__JOB__.
Locate each line holding the string "difference" and copy it.

A run of records:
◆ ◆ ◆ ◆ ◆
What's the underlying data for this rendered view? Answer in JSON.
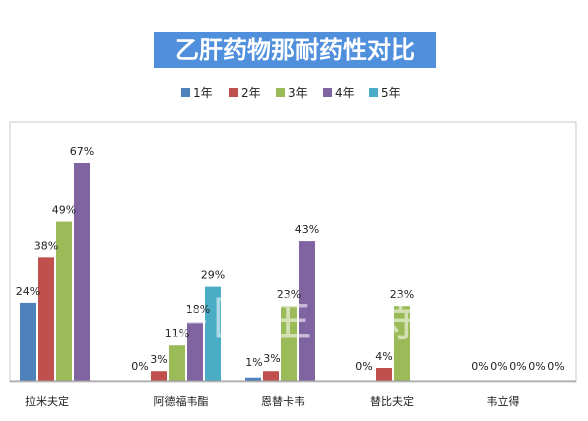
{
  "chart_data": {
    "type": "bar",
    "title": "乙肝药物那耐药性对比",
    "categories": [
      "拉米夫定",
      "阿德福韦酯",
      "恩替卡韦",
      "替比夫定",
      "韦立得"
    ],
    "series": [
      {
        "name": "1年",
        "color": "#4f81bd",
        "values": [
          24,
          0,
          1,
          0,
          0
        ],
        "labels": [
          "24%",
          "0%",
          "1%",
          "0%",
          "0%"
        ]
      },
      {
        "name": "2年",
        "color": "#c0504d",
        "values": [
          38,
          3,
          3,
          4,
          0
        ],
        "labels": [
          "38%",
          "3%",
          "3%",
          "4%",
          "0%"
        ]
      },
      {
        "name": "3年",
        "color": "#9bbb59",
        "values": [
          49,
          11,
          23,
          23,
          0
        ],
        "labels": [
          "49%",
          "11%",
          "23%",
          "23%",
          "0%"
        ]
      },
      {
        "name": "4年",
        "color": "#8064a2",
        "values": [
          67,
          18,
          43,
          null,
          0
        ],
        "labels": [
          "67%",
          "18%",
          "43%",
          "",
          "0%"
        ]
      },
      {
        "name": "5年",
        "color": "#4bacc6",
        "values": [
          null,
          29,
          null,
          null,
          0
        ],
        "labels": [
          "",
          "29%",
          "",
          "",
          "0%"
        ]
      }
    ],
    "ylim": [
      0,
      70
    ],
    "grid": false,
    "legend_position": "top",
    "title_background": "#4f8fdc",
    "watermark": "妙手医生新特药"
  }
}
◆ ◆ ◆ ◆ ◆
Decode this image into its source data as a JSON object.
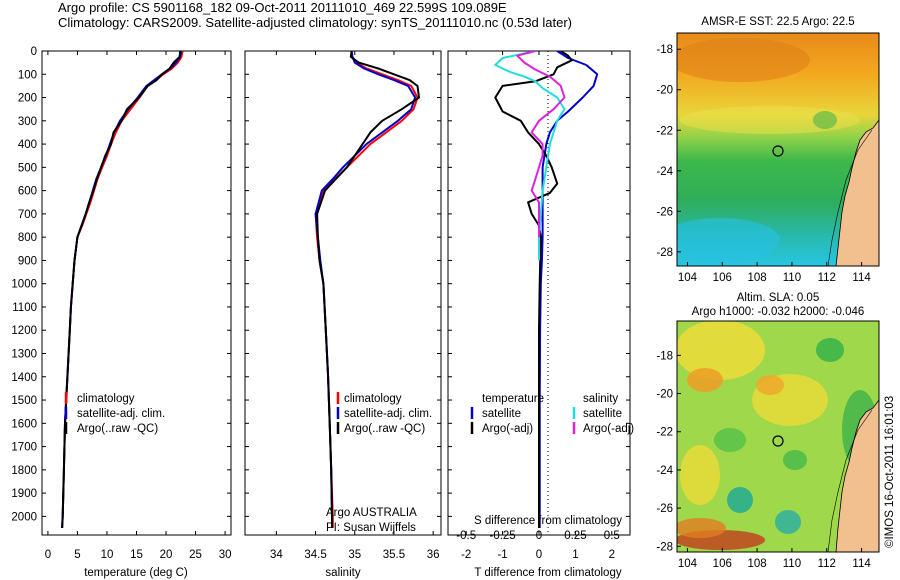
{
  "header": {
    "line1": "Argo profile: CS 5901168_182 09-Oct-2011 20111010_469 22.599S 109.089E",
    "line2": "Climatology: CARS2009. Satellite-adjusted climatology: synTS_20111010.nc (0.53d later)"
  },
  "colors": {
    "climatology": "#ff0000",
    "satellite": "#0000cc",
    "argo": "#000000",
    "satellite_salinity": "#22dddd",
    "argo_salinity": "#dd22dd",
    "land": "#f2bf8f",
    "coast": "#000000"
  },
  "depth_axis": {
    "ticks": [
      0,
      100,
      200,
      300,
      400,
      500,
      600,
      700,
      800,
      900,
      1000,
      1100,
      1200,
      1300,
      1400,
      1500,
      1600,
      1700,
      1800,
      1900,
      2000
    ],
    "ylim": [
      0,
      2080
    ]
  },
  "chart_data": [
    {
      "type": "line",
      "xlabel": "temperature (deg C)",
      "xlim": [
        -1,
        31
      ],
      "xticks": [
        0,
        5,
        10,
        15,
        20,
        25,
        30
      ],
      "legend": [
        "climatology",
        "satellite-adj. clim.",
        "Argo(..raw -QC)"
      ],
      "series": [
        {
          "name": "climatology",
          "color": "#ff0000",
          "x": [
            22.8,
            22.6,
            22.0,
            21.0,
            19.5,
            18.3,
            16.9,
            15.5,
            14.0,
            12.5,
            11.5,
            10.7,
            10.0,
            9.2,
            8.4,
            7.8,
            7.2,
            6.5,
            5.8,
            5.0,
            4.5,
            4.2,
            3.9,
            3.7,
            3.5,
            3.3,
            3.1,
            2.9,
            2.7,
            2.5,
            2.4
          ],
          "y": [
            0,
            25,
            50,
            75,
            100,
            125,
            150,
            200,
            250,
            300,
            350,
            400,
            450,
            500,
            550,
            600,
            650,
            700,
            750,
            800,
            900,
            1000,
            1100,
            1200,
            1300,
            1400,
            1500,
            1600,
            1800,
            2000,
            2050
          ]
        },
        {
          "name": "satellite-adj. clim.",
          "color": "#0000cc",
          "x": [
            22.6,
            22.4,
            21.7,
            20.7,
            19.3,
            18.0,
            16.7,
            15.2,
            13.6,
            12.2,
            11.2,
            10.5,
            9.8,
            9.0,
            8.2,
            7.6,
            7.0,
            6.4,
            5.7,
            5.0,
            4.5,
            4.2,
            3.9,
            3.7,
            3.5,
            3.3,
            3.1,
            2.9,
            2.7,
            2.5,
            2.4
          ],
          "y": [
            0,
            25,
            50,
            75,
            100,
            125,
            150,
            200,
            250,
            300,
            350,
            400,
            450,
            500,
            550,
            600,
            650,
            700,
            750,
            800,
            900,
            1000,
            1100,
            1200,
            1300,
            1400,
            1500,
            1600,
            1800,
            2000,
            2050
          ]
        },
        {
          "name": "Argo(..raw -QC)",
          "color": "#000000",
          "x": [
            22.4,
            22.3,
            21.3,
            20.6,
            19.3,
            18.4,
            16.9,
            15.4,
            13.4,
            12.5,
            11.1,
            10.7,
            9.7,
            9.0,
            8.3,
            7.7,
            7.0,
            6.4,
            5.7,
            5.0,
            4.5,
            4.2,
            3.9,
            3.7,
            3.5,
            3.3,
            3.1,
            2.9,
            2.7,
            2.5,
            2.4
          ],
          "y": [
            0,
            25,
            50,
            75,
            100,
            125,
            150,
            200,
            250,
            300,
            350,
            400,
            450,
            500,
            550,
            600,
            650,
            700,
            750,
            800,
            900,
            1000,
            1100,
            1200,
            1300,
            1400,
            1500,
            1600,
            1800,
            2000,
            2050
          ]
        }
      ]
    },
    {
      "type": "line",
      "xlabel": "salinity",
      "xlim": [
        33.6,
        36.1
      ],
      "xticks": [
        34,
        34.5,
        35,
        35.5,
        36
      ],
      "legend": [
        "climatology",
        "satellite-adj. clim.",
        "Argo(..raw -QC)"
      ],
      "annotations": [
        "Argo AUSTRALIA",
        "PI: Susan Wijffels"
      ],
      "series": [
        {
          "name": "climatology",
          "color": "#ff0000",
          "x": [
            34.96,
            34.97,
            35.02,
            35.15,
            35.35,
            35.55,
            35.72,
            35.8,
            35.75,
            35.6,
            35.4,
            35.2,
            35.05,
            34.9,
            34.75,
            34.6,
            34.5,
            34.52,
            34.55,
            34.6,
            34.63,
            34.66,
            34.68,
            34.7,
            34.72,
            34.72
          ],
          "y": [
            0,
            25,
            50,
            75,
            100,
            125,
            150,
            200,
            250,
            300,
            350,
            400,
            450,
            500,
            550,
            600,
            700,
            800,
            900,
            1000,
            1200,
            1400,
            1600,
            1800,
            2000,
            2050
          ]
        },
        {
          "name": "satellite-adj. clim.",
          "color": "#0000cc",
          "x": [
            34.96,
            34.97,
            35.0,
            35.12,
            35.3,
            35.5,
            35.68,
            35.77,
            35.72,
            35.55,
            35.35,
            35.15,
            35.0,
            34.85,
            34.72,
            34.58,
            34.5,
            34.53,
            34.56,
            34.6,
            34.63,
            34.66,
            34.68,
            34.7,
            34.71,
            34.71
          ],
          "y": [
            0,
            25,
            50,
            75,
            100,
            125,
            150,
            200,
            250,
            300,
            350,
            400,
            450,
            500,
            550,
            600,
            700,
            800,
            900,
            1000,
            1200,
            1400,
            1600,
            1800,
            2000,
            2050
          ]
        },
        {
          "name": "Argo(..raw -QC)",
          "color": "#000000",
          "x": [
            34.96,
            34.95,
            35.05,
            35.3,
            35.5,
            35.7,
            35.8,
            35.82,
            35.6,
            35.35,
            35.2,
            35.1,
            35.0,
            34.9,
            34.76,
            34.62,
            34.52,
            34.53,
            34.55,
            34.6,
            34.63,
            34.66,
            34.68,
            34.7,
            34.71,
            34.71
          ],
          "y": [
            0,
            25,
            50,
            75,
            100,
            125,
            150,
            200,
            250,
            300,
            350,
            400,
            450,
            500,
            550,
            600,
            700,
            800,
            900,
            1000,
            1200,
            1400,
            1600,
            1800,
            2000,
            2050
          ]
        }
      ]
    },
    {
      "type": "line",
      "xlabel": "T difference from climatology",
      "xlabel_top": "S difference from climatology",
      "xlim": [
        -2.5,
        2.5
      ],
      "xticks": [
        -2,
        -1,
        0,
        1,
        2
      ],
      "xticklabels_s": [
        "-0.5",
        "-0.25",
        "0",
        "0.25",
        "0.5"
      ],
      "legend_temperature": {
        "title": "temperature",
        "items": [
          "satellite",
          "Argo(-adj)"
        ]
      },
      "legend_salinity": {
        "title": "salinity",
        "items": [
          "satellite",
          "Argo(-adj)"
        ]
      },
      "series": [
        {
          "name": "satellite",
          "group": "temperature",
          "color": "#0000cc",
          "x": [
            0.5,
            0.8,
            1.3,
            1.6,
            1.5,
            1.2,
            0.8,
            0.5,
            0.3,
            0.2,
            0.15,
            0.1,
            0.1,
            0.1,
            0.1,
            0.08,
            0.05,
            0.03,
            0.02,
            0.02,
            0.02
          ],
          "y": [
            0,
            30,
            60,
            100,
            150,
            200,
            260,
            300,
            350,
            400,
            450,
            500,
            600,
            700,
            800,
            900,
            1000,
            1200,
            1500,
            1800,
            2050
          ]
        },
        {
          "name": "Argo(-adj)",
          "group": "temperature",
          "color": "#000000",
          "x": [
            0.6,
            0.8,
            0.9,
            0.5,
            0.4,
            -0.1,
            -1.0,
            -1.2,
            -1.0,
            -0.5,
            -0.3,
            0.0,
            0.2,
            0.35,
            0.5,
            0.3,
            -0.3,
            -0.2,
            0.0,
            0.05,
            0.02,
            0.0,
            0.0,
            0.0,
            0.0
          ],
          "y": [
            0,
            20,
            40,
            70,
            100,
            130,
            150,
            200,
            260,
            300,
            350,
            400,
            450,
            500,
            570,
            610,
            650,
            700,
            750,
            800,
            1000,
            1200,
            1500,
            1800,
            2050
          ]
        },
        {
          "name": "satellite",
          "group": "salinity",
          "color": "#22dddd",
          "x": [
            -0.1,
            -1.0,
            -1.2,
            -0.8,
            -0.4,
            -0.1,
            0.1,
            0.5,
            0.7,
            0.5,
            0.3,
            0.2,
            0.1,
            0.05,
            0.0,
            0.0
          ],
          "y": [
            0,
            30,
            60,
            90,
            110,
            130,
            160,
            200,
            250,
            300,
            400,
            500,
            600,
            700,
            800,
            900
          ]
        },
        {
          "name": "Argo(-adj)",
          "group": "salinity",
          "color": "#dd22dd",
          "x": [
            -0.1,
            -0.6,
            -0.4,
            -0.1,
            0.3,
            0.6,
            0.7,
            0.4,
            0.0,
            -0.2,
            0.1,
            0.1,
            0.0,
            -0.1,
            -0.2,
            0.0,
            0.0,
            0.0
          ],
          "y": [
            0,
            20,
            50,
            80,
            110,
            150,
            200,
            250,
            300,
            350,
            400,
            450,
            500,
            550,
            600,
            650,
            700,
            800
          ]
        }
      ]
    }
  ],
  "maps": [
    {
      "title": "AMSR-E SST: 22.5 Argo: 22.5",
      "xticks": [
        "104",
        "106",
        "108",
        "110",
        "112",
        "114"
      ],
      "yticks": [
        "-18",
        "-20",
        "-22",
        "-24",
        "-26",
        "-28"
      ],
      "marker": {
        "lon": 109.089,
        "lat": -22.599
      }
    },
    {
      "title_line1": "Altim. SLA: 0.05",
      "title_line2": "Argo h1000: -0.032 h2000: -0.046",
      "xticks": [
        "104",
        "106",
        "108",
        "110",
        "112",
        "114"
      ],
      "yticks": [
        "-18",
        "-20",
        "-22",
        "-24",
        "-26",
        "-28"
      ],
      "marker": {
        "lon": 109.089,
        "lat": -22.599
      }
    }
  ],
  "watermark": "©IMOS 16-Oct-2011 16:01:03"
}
◆ ◆ ◆ ◆ ◆
__TASK RESULT__.
      "xlabel": "T difference from climatology",
      "xlabel_top": "S difference from climatology",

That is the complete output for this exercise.